(Items from a figure collection)
####
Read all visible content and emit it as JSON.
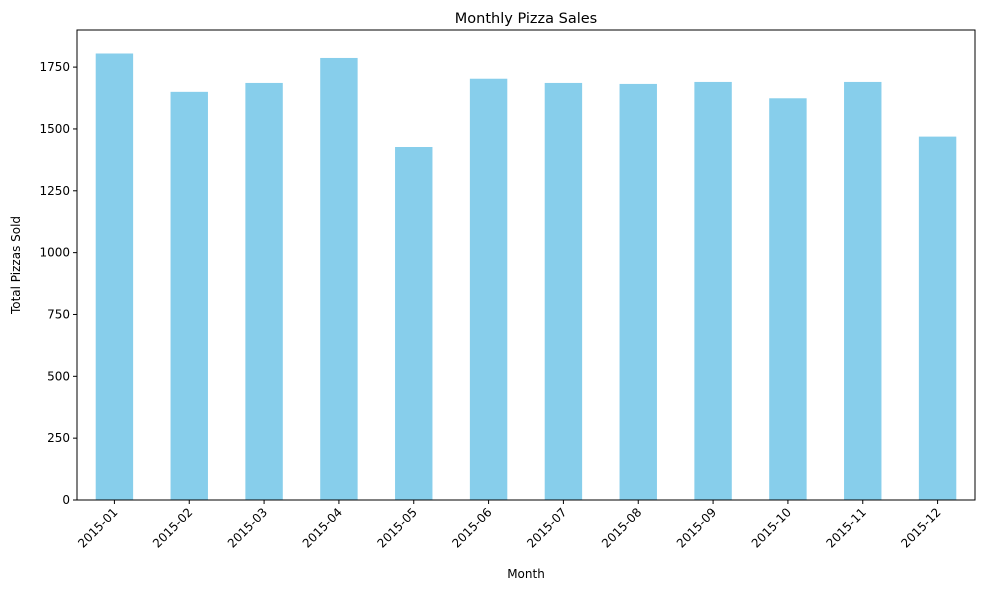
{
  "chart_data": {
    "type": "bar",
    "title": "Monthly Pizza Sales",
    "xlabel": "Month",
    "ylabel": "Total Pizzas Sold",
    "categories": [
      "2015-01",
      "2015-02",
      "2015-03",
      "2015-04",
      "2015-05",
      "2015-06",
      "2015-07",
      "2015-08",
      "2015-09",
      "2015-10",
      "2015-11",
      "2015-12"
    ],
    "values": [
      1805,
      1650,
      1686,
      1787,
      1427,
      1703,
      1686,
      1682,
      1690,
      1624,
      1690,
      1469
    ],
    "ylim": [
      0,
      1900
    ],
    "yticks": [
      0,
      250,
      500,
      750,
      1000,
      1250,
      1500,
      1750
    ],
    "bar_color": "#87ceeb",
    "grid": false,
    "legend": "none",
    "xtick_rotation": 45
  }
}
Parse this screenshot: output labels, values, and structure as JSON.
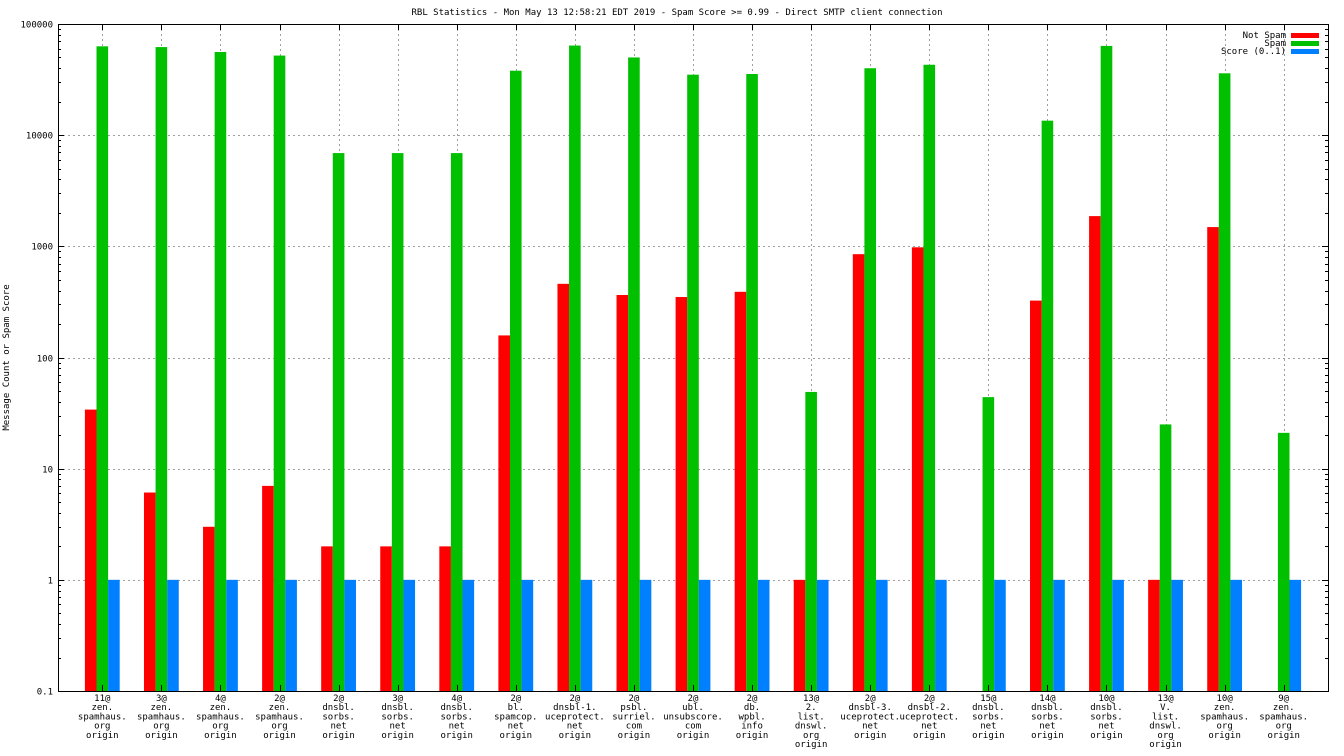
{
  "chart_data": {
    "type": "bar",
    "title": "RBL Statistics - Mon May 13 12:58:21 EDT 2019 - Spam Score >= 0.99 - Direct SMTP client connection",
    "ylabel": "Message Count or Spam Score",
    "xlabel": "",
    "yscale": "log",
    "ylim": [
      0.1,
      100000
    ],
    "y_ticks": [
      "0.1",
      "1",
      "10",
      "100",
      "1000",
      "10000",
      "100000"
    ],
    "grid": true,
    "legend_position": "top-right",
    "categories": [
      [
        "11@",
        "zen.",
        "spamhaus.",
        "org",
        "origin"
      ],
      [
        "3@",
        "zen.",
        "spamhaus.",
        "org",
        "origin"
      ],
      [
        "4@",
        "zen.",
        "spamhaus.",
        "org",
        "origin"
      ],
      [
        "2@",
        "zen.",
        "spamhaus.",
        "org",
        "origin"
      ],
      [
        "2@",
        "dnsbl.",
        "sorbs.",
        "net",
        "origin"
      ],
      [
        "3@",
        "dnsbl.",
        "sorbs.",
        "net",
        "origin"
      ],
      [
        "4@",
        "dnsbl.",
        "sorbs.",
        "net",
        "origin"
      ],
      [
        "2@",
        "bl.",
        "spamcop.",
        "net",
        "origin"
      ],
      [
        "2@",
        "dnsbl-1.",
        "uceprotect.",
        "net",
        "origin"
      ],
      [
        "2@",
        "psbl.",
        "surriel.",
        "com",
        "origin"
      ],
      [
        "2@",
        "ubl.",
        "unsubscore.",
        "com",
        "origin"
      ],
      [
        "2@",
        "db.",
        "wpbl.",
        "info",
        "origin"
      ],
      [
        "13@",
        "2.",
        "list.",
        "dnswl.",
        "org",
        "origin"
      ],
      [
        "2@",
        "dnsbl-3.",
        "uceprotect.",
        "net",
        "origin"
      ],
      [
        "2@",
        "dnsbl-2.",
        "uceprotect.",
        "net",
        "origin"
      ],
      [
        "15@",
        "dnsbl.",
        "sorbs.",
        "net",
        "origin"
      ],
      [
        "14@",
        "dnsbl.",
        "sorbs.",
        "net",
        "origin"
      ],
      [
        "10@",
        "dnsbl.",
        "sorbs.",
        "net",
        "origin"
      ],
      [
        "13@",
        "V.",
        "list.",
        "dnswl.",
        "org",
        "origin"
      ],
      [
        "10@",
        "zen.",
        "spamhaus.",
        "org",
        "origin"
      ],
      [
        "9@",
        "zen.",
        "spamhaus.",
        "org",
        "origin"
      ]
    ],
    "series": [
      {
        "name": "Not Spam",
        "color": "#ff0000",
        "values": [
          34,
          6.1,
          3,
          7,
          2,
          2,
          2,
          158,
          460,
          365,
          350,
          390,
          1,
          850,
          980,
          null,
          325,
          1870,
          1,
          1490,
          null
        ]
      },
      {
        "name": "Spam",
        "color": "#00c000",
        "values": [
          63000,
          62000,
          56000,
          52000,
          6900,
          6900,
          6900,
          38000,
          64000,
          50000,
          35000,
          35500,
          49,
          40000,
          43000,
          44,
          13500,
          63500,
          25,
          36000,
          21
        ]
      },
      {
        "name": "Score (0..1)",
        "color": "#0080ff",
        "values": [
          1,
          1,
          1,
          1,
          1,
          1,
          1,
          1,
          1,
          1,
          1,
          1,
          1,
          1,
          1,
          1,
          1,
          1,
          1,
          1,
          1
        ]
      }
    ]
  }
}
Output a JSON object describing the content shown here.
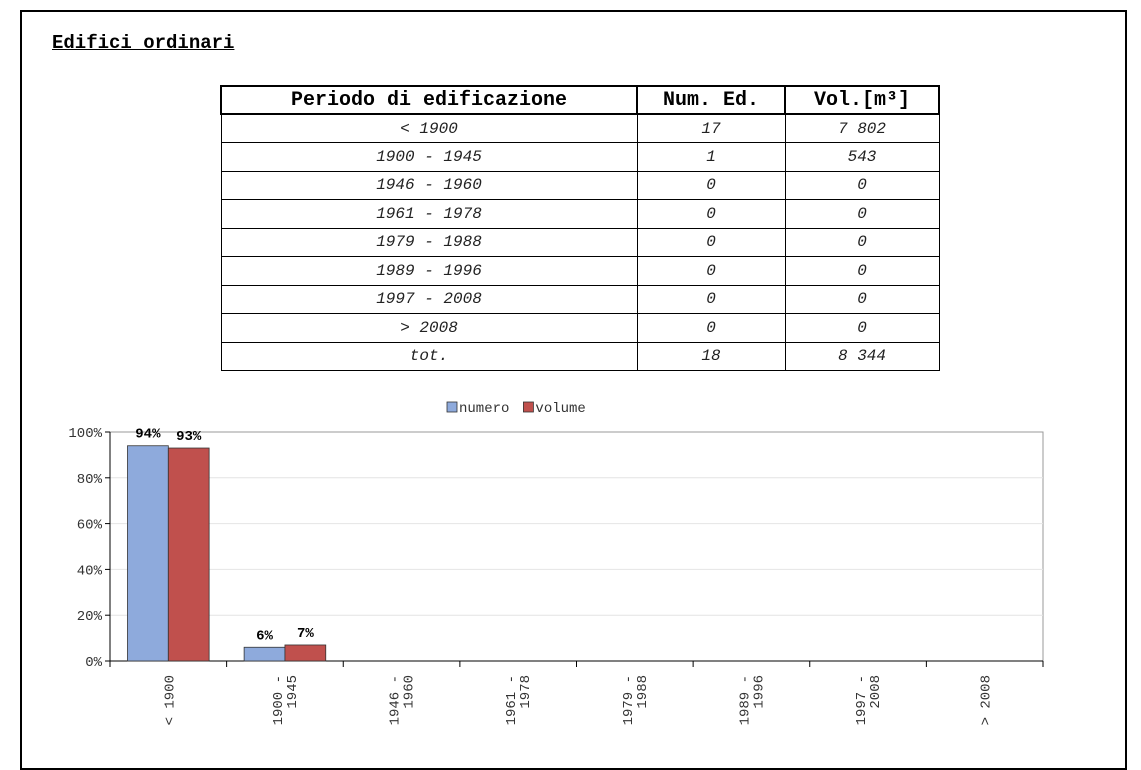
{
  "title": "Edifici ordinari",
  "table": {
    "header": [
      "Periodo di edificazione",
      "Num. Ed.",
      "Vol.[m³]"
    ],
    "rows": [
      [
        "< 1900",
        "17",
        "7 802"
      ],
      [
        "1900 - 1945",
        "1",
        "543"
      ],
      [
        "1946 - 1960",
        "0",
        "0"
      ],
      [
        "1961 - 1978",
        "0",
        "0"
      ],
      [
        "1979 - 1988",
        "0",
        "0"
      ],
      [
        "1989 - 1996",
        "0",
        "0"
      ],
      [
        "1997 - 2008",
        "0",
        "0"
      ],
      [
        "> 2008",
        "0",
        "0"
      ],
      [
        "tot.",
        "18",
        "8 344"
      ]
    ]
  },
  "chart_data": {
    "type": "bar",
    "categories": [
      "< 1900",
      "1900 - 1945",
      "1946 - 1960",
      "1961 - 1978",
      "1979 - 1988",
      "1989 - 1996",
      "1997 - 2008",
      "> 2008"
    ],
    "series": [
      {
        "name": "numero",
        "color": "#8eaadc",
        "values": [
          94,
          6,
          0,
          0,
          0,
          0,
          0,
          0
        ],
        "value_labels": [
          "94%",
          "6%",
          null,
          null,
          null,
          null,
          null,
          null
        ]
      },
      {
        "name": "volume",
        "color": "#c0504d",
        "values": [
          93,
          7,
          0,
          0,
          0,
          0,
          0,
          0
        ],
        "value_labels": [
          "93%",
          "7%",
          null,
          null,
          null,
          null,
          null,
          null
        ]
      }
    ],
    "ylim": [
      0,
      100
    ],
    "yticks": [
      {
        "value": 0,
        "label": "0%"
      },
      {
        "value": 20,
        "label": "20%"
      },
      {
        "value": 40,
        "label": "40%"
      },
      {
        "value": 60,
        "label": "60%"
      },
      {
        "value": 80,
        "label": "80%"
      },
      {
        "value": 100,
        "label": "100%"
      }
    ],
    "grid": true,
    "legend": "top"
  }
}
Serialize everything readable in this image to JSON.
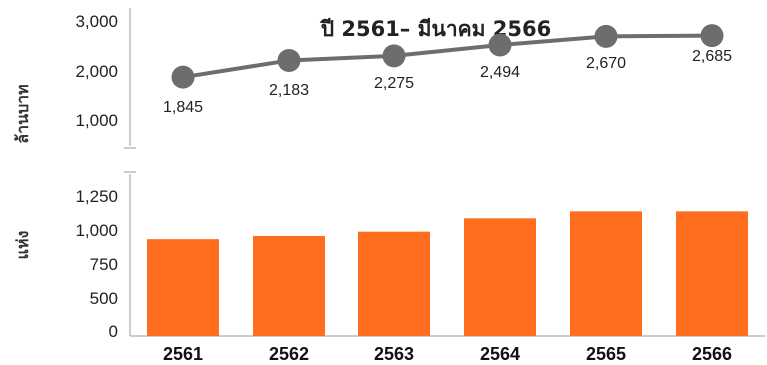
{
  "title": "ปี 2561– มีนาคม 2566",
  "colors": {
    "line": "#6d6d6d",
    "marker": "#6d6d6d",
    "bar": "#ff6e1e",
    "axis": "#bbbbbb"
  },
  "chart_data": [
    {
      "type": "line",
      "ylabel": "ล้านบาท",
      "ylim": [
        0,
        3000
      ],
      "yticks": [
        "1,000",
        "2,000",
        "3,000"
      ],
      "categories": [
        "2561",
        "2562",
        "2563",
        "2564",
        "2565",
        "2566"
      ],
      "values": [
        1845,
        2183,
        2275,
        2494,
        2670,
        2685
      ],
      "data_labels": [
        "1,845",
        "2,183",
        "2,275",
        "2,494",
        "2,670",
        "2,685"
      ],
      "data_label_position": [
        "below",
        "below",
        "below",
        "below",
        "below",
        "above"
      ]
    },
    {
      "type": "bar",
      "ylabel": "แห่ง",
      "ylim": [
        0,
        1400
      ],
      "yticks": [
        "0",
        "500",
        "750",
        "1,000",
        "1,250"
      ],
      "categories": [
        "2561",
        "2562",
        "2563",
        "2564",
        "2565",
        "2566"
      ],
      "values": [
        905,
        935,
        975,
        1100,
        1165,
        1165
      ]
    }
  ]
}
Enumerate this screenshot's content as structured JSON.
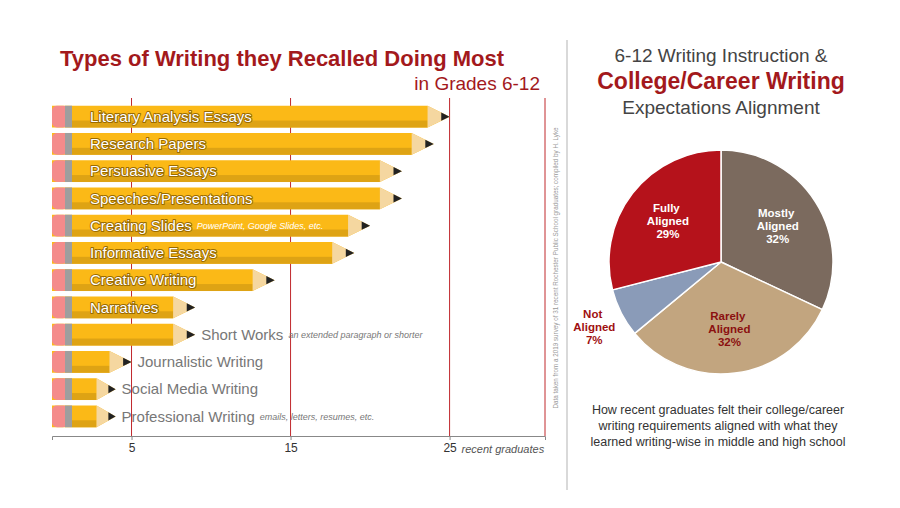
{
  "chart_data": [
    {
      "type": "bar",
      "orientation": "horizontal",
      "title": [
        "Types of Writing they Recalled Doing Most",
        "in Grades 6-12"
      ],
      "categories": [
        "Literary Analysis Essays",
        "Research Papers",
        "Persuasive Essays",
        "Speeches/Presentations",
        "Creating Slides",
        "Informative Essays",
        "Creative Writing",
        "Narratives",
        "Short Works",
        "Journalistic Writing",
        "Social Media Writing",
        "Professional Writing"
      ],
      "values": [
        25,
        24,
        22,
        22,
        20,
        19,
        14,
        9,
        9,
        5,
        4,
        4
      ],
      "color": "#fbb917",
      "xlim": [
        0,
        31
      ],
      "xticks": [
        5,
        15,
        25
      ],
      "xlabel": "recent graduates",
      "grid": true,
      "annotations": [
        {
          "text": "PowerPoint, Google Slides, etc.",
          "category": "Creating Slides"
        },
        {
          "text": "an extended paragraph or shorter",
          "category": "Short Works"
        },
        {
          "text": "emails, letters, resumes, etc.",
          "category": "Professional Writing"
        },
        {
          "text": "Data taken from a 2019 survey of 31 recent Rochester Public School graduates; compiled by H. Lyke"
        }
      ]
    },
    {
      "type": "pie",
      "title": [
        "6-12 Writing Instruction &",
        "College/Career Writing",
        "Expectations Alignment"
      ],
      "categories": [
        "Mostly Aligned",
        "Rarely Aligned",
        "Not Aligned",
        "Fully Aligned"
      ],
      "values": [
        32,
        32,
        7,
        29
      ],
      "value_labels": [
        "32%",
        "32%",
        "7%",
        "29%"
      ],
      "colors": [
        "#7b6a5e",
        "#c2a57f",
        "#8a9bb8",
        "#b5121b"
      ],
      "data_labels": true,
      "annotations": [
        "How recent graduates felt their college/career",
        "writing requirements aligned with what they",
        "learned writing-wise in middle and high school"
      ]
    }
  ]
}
####
GOAL -> Using the data above, copy each line that contains "true".

REPLY ->
    "grid": true,
    "grid": true,
      "grid": true,
      "data_labels": true,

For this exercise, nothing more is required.